---------- The data

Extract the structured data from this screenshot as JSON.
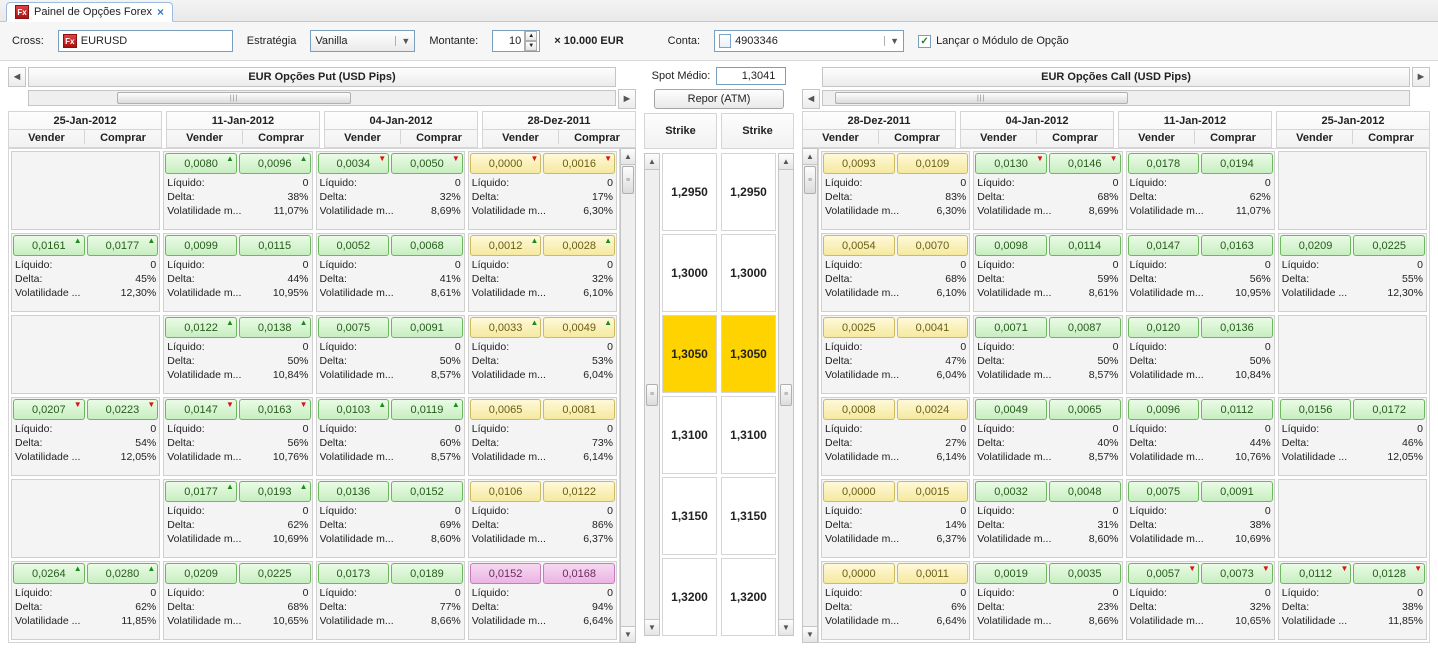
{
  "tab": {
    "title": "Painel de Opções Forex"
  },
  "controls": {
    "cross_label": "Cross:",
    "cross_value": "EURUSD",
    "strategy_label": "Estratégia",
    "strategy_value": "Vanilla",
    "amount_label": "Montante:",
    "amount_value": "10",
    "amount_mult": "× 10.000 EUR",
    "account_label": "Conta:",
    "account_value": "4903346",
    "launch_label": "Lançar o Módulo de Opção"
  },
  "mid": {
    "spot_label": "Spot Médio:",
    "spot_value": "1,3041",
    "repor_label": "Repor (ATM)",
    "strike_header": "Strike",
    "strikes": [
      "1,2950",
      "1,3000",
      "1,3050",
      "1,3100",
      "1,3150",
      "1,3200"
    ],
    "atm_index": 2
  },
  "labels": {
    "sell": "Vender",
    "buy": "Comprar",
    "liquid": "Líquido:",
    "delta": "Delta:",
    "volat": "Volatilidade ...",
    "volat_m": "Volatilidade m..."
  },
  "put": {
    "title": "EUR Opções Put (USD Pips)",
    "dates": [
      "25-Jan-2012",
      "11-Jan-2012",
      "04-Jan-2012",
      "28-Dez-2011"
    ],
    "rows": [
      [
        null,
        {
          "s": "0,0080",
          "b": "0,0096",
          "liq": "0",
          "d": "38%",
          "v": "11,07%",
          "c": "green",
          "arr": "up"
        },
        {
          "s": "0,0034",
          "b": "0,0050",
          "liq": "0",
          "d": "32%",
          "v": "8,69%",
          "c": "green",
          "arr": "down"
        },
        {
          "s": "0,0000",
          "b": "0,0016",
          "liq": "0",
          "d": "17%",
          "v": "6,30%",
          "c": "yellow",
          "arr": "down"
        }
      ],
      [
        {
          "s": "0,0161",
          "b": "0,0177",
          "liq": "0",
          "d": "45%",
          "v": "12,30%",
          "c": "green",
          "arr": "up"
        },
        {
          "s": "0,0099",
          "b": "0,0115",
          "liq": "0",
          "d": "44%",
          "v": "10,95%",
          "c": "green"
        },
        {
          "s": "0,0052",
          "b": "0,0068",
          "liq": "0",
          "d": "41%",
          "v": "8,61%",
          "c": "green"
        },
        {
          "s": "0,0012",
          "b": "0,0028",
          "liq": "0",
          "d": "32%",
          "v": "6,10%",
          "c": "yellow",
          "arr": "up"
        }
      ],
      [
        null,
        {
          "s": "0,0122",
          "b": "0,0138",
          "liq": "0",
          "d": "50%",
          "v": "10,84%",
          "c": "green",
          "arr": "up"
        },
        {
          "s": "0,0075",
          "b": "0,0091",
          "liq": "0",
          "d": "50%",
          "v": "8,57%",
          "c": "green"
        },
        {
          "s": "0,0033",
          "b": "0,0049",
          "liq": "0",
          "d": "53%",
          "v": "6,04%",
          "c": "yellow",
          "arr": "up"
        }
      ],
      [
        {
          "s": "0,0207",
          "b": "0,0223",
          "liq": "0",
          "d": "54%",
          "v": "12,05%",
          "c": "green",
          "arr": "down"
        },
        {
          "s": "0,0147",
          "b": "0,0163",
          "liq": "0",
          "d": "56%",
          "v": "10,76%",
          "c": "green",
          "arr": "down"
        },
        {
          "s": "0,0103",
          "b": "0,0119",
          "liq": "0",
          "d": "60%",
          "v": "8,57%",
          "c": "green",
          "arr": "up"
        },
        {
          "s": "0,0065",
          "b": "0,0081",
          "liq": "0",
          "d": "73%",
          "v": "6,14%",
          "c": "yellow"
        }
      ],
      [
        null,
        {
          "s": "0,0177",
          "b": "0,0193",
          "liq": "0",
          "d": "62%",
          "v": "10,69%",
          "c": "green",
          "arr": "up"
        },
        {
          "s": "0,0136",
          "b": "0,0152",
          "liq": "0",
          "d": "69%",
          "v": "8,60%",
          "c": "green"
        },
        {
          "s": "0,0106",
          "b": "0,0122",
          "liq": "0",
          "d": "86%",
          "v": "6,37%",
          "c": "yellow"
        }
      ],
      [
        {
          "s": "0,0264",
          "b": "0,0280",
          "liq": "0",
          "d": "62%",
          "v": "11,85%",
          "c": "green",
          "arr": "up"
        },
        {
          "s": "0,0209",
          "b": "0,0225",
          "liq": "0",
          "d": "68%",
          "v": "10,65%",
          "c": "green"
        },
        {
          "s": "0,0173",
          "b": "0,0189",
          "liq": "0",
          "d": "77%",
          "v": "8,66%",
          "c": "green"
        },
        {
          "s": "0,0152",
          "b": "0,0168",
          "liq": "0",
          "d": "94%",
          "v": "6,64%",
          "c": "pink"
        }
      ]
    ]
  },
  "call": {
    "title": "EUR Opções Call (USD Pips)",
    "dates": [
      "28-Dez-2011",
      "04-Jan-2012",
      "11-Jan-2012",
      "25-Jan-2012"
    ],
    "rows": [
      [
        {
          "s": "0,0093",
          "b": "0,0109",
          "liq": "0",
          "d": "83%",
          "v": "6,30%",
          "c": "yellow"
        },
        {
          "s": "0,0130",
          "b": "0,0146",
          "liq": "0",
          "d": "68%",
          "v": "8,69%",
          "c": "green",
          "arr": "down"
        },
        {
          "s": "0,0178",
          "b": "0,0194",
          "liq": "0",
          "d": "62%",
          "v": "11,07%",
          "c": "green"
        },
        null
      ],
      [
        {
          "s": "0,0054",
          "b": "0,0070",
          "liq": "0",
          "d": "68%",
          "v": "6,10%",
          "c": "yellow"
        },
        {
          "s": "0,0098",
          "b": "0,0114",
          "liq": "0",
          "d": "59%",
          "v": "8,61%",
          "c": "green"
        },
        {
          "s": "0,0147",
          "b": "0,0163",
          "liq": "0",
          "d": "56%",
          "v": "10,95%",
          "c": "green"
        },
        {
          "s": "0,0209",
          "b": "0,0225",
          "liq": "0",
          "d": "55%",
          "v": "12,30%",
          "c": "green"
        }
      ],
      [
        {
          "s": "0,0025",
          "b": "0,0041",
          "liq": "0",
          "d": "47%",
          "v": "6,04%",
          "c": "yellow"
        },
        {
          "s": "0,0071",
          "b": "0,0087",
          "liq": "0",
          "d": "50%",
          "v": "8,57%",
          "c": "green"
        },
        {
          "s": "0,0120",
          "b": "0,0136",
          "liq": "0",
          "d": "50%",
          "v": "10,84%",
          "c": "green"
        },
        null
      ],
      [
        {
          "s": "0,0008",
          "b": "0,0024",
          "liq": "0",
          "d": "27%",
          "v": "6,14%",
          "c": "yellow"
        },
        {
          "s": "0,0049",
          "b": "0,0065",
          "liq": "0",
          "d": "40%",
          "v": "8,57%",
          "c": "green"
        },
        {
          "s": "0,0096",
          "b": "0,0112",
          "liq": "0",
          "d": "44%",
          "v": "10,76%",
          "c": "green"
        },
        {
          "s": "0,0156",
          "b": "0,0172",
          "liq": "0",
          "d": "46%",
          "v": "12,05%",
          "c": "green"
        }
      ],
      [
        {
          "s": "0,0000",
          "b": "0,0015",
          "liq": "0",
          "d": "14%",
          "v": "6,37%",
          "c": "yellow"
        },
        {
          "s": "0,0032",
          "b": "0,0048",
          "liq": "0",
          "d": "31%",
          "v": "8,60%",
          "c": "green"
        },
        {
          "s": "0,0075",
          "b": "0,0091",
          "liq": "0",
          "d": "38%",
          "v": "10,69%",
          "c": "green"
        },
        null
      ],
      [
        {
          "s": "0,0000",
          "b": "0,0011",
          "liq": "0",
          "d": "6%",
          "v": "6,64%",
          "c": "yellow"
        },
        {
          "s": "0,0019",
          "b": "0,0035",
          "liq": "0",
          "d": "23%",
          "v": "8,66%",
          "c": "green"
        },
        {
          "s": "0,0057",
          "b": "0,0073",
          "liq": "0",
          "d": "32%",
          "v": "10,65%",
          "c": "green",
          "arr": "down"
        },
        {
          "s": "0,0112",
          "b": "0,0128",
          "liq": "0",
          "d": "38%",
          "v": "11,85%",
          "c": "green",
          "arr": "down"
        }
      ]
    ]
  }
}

--------------------

Identify each line of the material where the word "Pips" shows up, and copy it.

Finished exercise:
    "title": "EUR Opções Put (USD Pips)",
    "title": "EUR Opções Call (USD Pips)",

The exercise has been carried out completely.